--- Records shown ---

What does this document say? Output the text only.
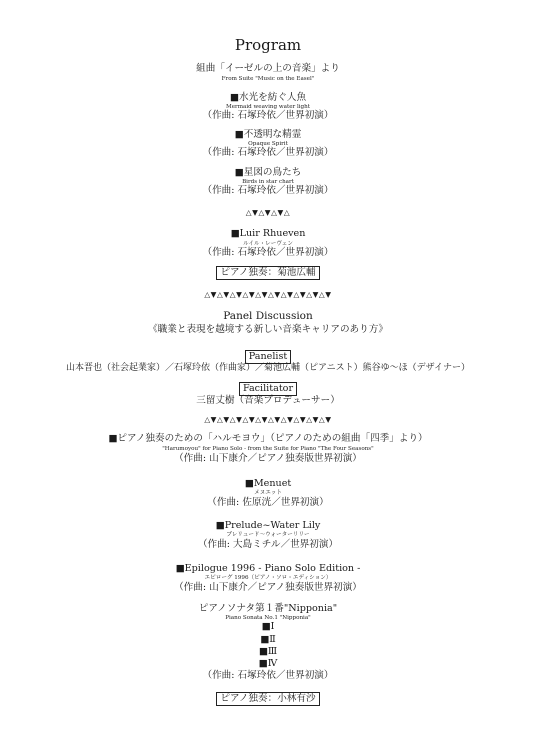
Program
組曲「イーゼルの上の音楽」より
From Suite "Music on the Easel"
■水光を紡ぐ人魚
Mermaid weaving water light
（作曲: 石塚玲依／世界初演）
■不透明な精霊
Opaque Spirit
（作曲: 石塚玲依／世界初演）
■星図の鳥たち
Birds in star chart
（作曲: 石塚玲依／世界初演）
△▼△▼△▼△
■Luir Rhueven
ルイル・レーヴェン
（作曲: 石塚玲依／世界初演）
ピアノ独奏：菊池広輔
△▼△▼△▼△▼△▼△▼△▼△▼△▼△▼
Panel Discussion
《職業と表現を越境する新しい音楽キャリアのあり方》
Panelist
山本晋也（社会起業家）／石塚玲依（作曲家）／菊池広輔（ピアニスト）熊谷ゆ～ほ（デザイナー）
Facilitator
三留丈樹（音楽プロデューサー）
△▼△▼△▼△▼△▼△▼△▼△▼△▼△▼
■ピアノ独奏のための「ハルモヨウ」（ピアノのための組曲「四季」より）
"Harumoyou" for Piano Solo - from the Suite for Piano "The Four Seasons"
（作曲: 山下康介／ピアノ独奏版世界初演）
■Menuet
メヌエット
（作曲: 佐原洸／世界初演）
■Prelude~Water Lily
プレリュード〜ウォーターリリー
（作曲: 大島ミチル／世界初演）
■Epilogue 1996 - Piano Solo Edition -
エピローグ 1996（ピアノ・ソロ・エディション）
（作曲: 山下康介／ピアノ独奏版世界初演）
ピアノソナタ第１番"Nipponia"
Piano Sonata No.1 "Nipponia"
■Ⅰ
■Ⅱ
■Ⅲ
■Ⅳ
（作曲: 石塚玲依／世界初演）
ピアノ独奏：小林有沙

---

*Task requirements*:
Output, exactly, all the records above; include no pictures.

*Complete output*:
What does this document say? Output the text only.
Program
組曲「イーゼルの上の音楽」より
From Suite "Music on the Easel"
■水光を紡ぐ人魚
Mermaid weaving water light
（作曲: 石塚玲依／世界初演）
■不透明な精霊
Opaque Spirit
（作曲: 石塚玲依／世界初演）
■星図の鳥たち
Birds in star chart
（作曲: 石塚玲依／世界初演）
△▼△▼△▼△
■Luir Rhueven
ルイル・レーヴェン
（作曲: 石塚玲依／世界初演）
ピアノ独奏：菊池広輔
△▼△▼△▼△▼△▼△▼△▼△▼△▼△▼
Panel Discussion
《職業と表現を越境する新しい音楽キャリアのあり方》
Panelist
山本晋也（社会起業家）／石塚玲依（作曲家）／菊池広輔（ピアニスト）熊谷ゆ～ほ（デザイナー）
Facilitator
三留丈樹（音楽プロデューサー）
△▼△▼△▼△▼△▼△▼△▼△▼△▼△▼
■ピアノ独奏のための「ハルモヨウ」（ピアノのための組曲「四季」より）
"Harumoyou" for Piano Solo - from the Suite for Piano "The Four Seasons"
（作曲: 山下康介／ピアノ独奏版世界初演）
■Menuet
メヌエット
（作曲: 佐原洸／世界初演）
■Prelude~Water Lily
プレリュード〜ウォーターリリー
（作曲: 大島ミチル／世界初演）
■Epilogue 1996 - Piano Solo Edition -
エピローグ 1996（ピアノ・ソロ・エディション）
（作曲: 山下康介／ピアノ独奏版世界初演）
ピアノソナタ第１番"Nipponia"
Piano Sonata No.1 "Nipponia"
■Ⅰ
■Ⅱ
■Ⅲ
■Ⅳ
（作曲: 石塚玲依／世界初演）
ピアノ独奏：小林有沙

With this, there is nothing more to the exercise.